**Directions for this task**.
Provide an exact transcription of all the records.

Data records
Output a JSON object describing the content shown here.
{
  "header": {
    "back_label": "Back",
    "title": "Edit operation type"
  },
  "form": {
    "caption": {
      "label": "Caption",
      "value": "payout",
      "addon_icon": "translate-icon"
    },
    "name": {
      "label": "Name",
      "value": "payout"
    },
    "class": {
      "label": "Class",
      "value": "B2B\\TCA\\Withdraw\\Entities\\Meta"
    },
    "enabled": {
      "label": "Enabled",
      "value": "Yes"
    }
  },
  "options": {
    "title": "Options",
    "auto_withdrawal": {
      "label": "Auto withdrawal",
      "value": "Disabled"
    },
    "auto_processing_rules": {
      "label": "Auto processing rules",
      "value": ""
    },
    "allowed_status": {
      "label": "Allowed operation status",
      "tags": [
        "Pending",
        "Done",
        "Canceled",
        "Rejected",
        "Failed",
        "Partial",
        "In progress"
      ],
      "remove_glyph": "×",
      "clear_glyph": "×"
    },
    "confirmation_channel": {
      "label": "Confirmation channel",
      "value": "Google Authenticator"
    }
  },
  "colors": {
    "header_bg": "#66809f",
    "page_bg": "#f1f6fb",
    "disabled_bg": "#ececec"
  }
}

**Task answer**.
Output a JSON object describing the content shown here.
{
  "header": {
    "back_label": "Back",
    "title": "Edit operation type"
  },
  "form": {
    "caption": {
      "label": "Caption",
      "value": "payout",
      "addon_icon": "translate-icon"
    },
    "name": {
      "label": "Name",
      "value": "payout"
    },
    "class": {
      "label": "Class",
      "value": "B2B\\TCA\\Withdraw\\Entities\\Meta"
    },
    "enabled": {
      "label": "Enabled",
      "value": "Yes"
    }
  },
  "options": {
    "title": "Options",
    "auto_withdrawal": {
      "label": "Auto withdrawal",
      "value": "Disabled"
    },
    "auto_processing_rules": {
      "label": "Auto processing rules",
      "value": ""
    },
    "allowed_status": {
      "label": "Allowed operation status",
      "tags": [
        "Pending",
        "Done",
        "Canceled",
        "Rejected",
        "Failed",
        "Partial",
        "In progress"
      ],
      "remove_glyph": "×",
      "clear_glyph": "×"
    },
    "confirmation_channel": {
      "label": "Confirmation channel",
      "value": "Google Authenticator"
    }
  },
  "colors": {
    "header_bg": "#66809f",
    "page_bg": "#f1f6fb",
    "disabled_bg": "#ececec"
  }
}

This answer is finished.